Source records

◆ ◆ ◆ ◆ ◆ ◆ ◆

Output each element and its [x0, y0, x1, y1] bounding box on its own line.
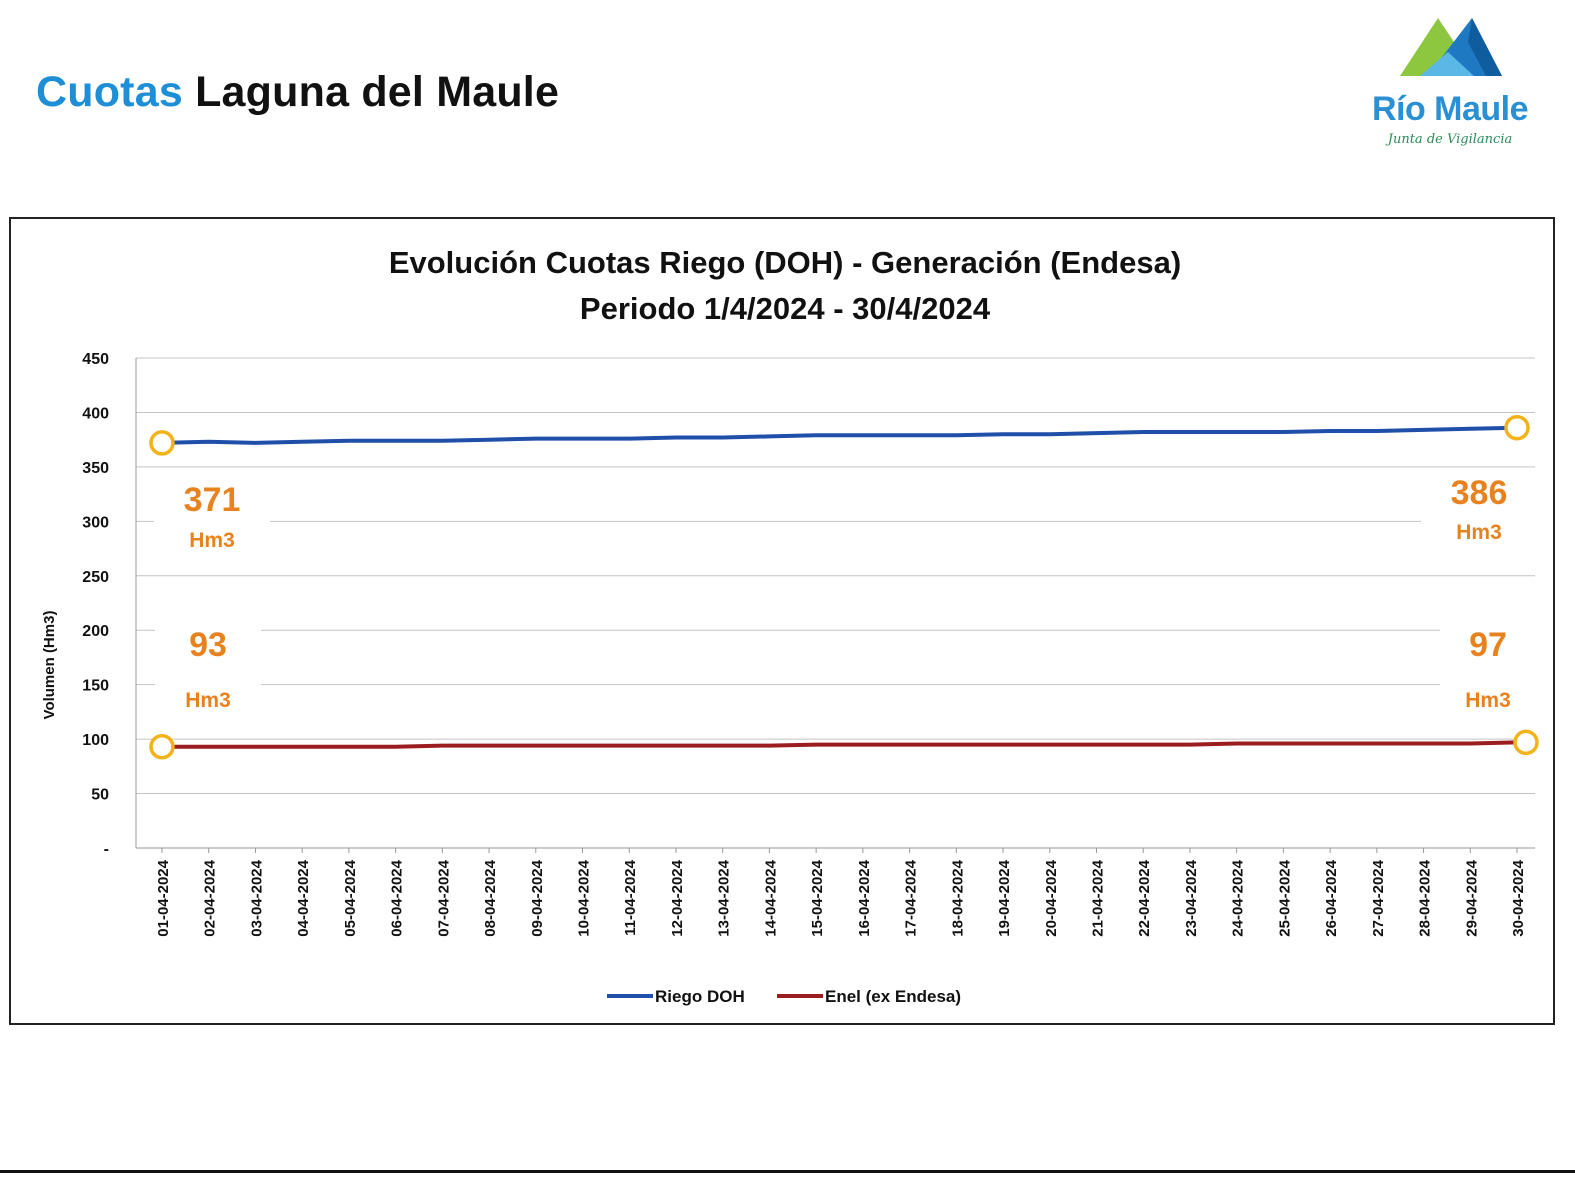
y-tick-label: 50: [91, 787, 109, 804]
y-tick-label: 300: [82, 514, 109, 531]
x-tick-label: 17-04-2024: [903, 859, 920, 936]
x-tick-label: 11-04-2024: [622, 859, 639, 936]
y-tick-label: -: [104, 841, 109, 858]
x-tick-label: 16-04-2024: [856, 859, 873, 936]
endpoint-marker: [1513, 729, 1539, 756]
y-tick-label: 450: [82, 351, 109, 368]
chart-subtitle: Periodo 1/4/2024 - 30/4/2024: [580, 291, 991, 326]
rio-maule-logo: Río Maule Junta de Vigilancia: [1350, 12, 1550, 162]
page-title-highlight: Cuotas: [36, 68, 183, 116]
grid: [135, 357, 1535, 849]
annotation-bg: [1440, 626, 1536, 717]
x-tick-label: 12-04-2024: [669, 859, 686, 936]
page-title-main: Laguna del Maule: [195, 68, 560, 116]
x-tick-label: 02-04-2024: [202, 859, 219, 936]
annotation-unit: Hm3: [1456, 521, 1502, 544]
chart-frame: Evolución Cuotas Riego (DOH) - Generació…: [9, 217, 1555, 1025]
x-tick-label: 20-04-2024: [1043, 859, 1060, 936]
mountains-logo-icon: [1400, 18, 1502, 76]
x-tick-label: 19-04-2024: [996, 859, 1013, 936]
y-tick-label: 150: [82, 678, 109, 695]
x-tick-label: 07-04-2024: [435, 859, 452, 936]
annotation-bg: [154, 481, 270, 557]
chart-title: Evolución Cuotas Riego (DOH) - Generació…: [389, 245, 1181, 280]
annotation-unit: Hm3: [1465, 689, 1511, 712]
x-tick-label: 14-04-2024: [762, 859, 779, 936]
x-tick-label: 13-04-2024: [716, 859, 733, 936]
y-axis-ticks: - 50 100 150 200 250 300 350 400 450: [82, 351, 109, 858]
x-tick-label: 05-04-2024: [342, 859, 359, 936]
x-axis-ticks: 01-04-2024 02-04-2024 03-04-2024 04-04-2024…: [155, 848, 1527, 937]
y-tick-label: 100: [82, 732, 109, 749]
annotation-bg: [155, 626, 261, 717]
endpoint-marker: [149, 733, 175, 760]
y-tick-label: 350: [82, 460, 109, 477]
bottom-divider: [0, 1170, 1575, 1173]
x-tick-label: 27-04-2024: [1370, 859, 1387, 936]
page-title: Cuotas Laguna del Maule: [36, 68, 559, 117]
annotation-value: 97: [1469, 626, 1507, 664]
annotation-value: 386: [1451, 474, 1508, 512]
x-tick-label: 30-04-2024: [1510, 859, 1527, 936]
annotation-value: 371: [184, 481, 241, 519]
x-tick-label: 22-04-2024: [1136, 859, 1153, 936]
y-axis-label: Volumen (Hm3): [41, 611, 58, 720]
x-tick-label: 24-04-2024: [1230, 859, 1247, 936]
x-tick-label: 03-04-2024: [248, 859, 265, 936]
y-tick-label: 200: [82, 623, 109, 640]
y-tick-label: 250: [82, 569, 109, 586]
annotation-bg: [1421, 474, 1537, 549]
y-tick-label: 400: [82, 405, 109, 422]
annotations: 371 Hm3 386 Hm3 93 Hm3 97 Hm3: [149, 414, 1539, 760]
x-tick-label: 04-04-2024: [295, 859, 312, 936]
x-tick-label: 29-04-2024: [1463, 859, 1480, 936]
x-tick-label: 23-04-2024: [1183, 859, 1200, 936]
annotation-value: 93: [189, 626, 227, 664]
legend-label: Enel (ex Endesa): [825, 987, 961, 1006]
x-tick-label: 26-04-2024: [1323, 859, 1340, 936]
endpoint-marker: [149, 430, 175, 456]
x-tick-label: 06-04-2024: [389, 859, 406, 936]
series-line: [161, 425, 1518, 445]
x-tick-label: 21-04-2024: [1089, 859, 1106, 936]
x-tick-label: 09-04-2024: [529, 859, 546, 936]
annotation-unit: Hm3: [189, 529, 235, 552]
logo-name: Río Maule: [1371, 90, 1529, 128]
chart: Evolución Cuotas Riego (DOH) - Generació…: [41, 245, 1539, 1006]
x-tick-label: 01-04-2024: [155, 859, 172, 936]
legend: Riego DOH Enel (ex Endesa): [607, 987, 961, 1006]
x-tick-label: 28-04-2024: [1417, 859, 1434, 936]
x-tick-label: 18-04-2024: [949, 859, 966, 936]
logo-subtitle: Junta de Vigilancia: [1387, 132, 1513, 147]
series-lines: [161, 425, 1518, 749]
legend-label: Riego DOH: [655, 987, 745, 1006]
x-tick-label: 08-04-2024: [482, 859, 499, 936]
endpoint-marker: [1504, 414, 1530, 441]
x-tick-label: 10-04-2024: [576, 859, 593, 936]
annotation-unit: Hm3: [185, 689, 231, 712]
x-tick-label: 15-04-2024: [809, 859, 826, 936]
x-tick-label: 25-04-2024: [1276, 859, 1293, 936]
series-line: [162, 740, 1518, 749]
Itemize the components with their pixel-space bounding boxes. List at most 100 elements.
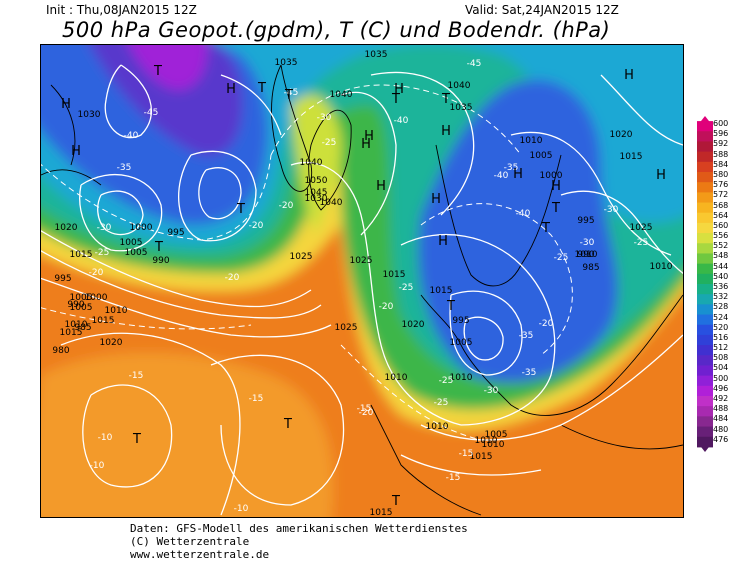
scale-label: 596 [713, 129, 729, 139]
pressure-label: 1010 [650, 262, 673, 272]
temperature-label: -10 [98, 433, 113, 443]
scale-label: 532 [713, 292, 729, 302]
temperature-label: -20 [89, 268, 104, 278]
high-pressure-center: H [394, 82, 404, 97]
temperature-label: -15 [446, 473, 461, 483]
temperature-label: -25 [399, 283, 414, 293]
temperature-label: -10 [90, 461, 105, 471]
low-pressure-center: T [441, 92, 450, 107]
pressure-label: 1015 [60, 328, 83, 338]
scale-swatch [697, 416, 713, 428]
scale-label: 580 [713, 170, 729, 179]
temperature-label: -45 [467, 59, 482, 69]
weather-map-canvas: 1030102010159959909859801005100010059959… [41, 45, 683, 517]
scale-swatch [697, 294, 713, 305]
data-source-line: Daten: GFS-Modell des amerikanischen Wet… [130, 522, 468, 535]
scale-label: 500 [713, 373, 729, 383]
temperature-label: -15 [357, 404, 372, 414]
scale-label: 576 [713, 180, 729, 190]
scale-swatch [697, 406, 713, 417]
pressure-label: 1015 [470, 452, 493, 462]
scale-label: 524 [713, 312, 729, 322]
scale-swatch [697, 385, 713, 397]
pressure-label: 1040 [320, 198, 343, 208]
website-line: www.wetterzentrale.de [130, 548, 270, 561]
pressure-label: 985 [582, 263, 599, 273]
pressure-label: 1025 [290, 252, 313, 262]
scale-swatch [697, 233, 713, 244]
low-pressure-center: T [446, 299, 455, 314]
pressure-label: 1005 [530, 151, 553, 161]
scale-swatch [697, 273, 713, 285]
high-pressure-center: H [551, 179, 561, 194]
temperature-label: -30 [484, 386, 499, 396]
pressure-label: 1035 [365, 50, 388, 60]
low-pressure-center: T [283, 417, 292, 432]
temperature-label: -25 [322, 138, 337, 148]
scale-swatch [697, 121, 713, 132]
copyright-line: (C) Wetterzentrale [130, 535, 250, 548]
high-pressure-center: H [431, 192, 441, 207]
scale-label: 564 [713, 210, 729, 220]
low-pressure-center: T [153, 64, 162, 79]
temperature-label: -45 [144, 108, 159, 118]
pressure-label: 1030 [78, 110, 101, 120]
pressure-label: 1025 [335, 323, 358, 333]
pressure-label: 1005 [125, 248, 148, 258]
pressure-label: 1005 [70, 303, 93, 313]
pressure-label: 980 [52, 346, 69, 356]
pressure-label: 1000 [85, 293, 108, 303]
scale-label: 536 [713, 282, 729, 291]
temperature-label: -45 [284, 88, 299, 98]
low-pressure-center: T [551, 201, 560, 216]
scale-label: 504 [713, 363, 729, 373]
pressure-label: 990 [577, 250, 594, 260]
scale-label: 488 [713, 404, 729, 414]
temperature-label: -40 [494, 171, 509, 181]
pressure-label: 1020 [402, 320, 425, 330]
scale-label: 520 [713, 322, 729, 332]
scale-label: 516 [713, 332, 729, 342]
pressure-label: 1040 [330, 90, 353, 100]
pressure-label: 1010 [475, 436, 498, 446]
scale-label: 584 [713, 159, 729, 169]
low-pressure-center: T [391, 92, 400, 107]
pressure-label: 1020 [100, 338, 123, 348]
pressure-label: 995 [577, 216, 594, 226]
temperature-label: -30 [604, 205, 619, 215]
low-pressure-center: T [236, 202, 245, 217]
high-pressure-center: H [61, 97, 71, 112]
high-pressure-center: H [624, 68, 634, 83]
temperature-label: -30 [317, 113, 332, 123]
scale-bottom-arrow [697, 441, 713, 452]
chart-title: 500 hPa Geopot.(gpdm), T (C) und Bodendr… [62, 18, 611, 42]
temperature-label: -15 [459, 449, 474, 459]
scale-label: 592 [713, 139, 729, 149]
scale-swatch [697, 212, 713, 224]
scale-swatch [697, 284, 713, 295]
low-pressure-center: T [284, 88, 293, 103]
pressure-label: 1000 [540, 171, 563, 181]
scale-swatch [697, 253, 713, 265]
temperature-field [41, 45, 683, 517]
scale-swatch [697, 172, 713, 183]
temperature-label: -30 [97, 223, 112, 233]
scale-swatch [697, 192, 713, 204]
temperature-label: -40 [124, 131, 139, 141]
pressure-label: 1010 [520, 136, 543, 146]
scale-label: 572 [713, 190, 729, 200]
pressure-label: 1020 [55, 223, 78, 233]
pressure-label: 1015 [370, 508, 393, 517]
temperature-label: -35 [522, 368, 537, 378]
init-time-label: Init : Thu,08JAN2015 12Z [46, 3, 197, 17]
pressure-label: 1010 [575, 250, 598, 260]
high-pressure-center: H [364, 129, 374, 144]
pressure-label: 1005 [120, 238, 143, 248]
temperature-label: -35 [117, 163, 132, 173]
pressure-label: 1000 [130, 223, 153, 233]
scale-swatch [697, 161, 713, 173]
scale-label: 540 [713, 271, 729, 281]
pressure-label: 1005 [485, 430, 508, 440]
scale-label: 552 [713, 241, 729, 251]
temperature-label: -10 [234, 504, 249, 514]
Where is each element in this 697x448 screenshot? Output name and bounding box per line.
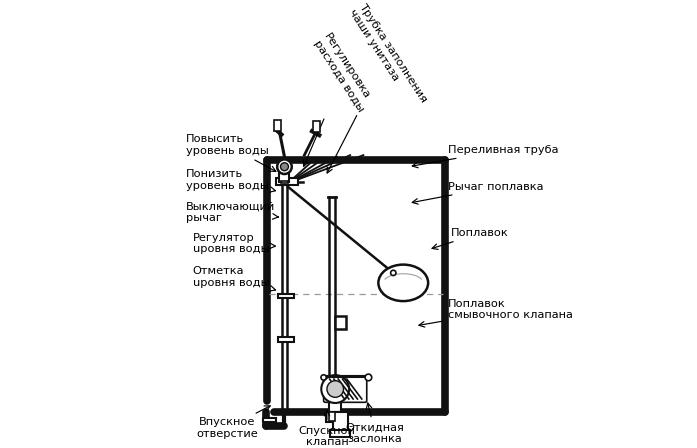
Bar — [335, 316, 346, 329]
Circle shape — [277, 159, 292, 174]
Text: Регулятор
uровня воды: Регулятор uровня воды — [192, 233, 275, 254]
Text: Поплавок: Поплавок — [432, 228, 509, 250]
Circle shape — [321, 375, 326, 380]
Bar — [329, 386, 342, 412]
Circle shape — [327, 381, 344, 397]
Bar — [263, 418, 276, 422]
Bar — [326, 412, 344, 422]
Bar — [274, 120, 282, 131]
Bar — [330, 430, 350, 437]
FancyBboxPatch shape — [323, 376, 367, 402]
Bar — [279, 294, 293, 298]
Circle shape — [280, 163, 289, 171]
Bar — [281, 181, 288, 183]
Text: Регулировка
расхода воды: Регулировка расхода воды — [303, 32, 376, 166]
Text: Выключающий
рычаг: Выключающий рычаг — [186, 202, 278, 223]
Text: Откидная
заслонка: Откидная заслонка — [346, 403, 404, 444]
Circle shape — [365, 374, 372, 381]
Bar — [276, 178, 298, 185]
Text: Рычаг поплавка: Рычаг поплавка — [412, 181, 544, 204]
Bar — [313, 121, 320, 132]
Text: Впускное
отверстие: Впускное отверстие — [197, 406, 270, 439]
Circle shape — [321, 375, 349, 403]
Text: Поплавок
смывочного клапана: Поплавок смывочного клапана — [419, 299, 573, 327]
Text: Отметка
uровня воды: Отметка uровня воды — [192, 266, 275, 291]
Bar — [333, 412, 348, 431]
Bar — [279, 172, 289, 181]
Text: Понизить
уровень воды: Понизить уровень воды — [186, 169, 275, 192]
Text: Трубка заполнения
чаши унитаза: Трубка заполнения чаши унитаза — [327, 1, 428, 173]
Circle shape — [390, 270, 396, 276]
Bar — [279, 336, 293, 342]
Bar — [329, 412, 335, 421]
Text: Переливная труба: Переливная труба — [412, 145, 558, 168]
Ellipse shape — [378, 265, 428, 301]
Text: Спускной
клапан: Спускной клапан — [298, 410, 355, 447]
Text: Повысить
уровень воды: Повысить уровень воды — [186, 134, 276, 172]
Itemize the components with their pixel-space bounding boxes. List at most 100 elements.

◆ ◆ ◆ ◆ ◆ ◆ ◆

### Challenge
Repeat the part of the material that opens with the line containing "Bar — [335, 316, 346, 329]" and closes with the line containing "отверстие: Впускное отверстие", including both of those lines.

### In response
Bar — [335, 316, 346, 329]
Circle shape — [277, 159, 292, 174]
Text: Регулятор
uровня воды: Регулятор uровня воды — [192, 233, 275, 254]
Text: Поплавок: Поплавок — [432, 228, 509, 250]
Circle shape — [321, 375, 326, 380]
Bar — [329, 386, 342, 412]
Circle shape — [327, 381, 344, 397]
Bar — [263, 418, 276, 422]
Bar — [326, 412, 344, 422]
Bar — [274, 120, 282, 131]
Bar — [330, 430, 350, 437]
FancyBboxPatch shape — [323, 376, 367, 402]
Bar — [279, 294, 293, 298]
Circle shape — [280, 163, 289, 171]
Bar — [281, 181, 288, 183]
Text: Регулировка
расхода воды: Регулировка расхода воды — [303, 32, 376, 166]
Text: Выключающий
рычаг: Выключающий рычаг — [186, 202, 278, 223]
Text: Откидная
заслонка: Откидная заслонка — [346, 403, 404, 444]
Circle shape — [365, 374, 372, 381]
Bar — [276, 178, 298, 185]
Text: Рычаг поплавка: Рычаг поплавка — [412, 181, 544, 204]
Bar — [313, 121, 320, 132]
Text: Впускное
отверстие: Впускное отверстие — [197, 406, 270, 439]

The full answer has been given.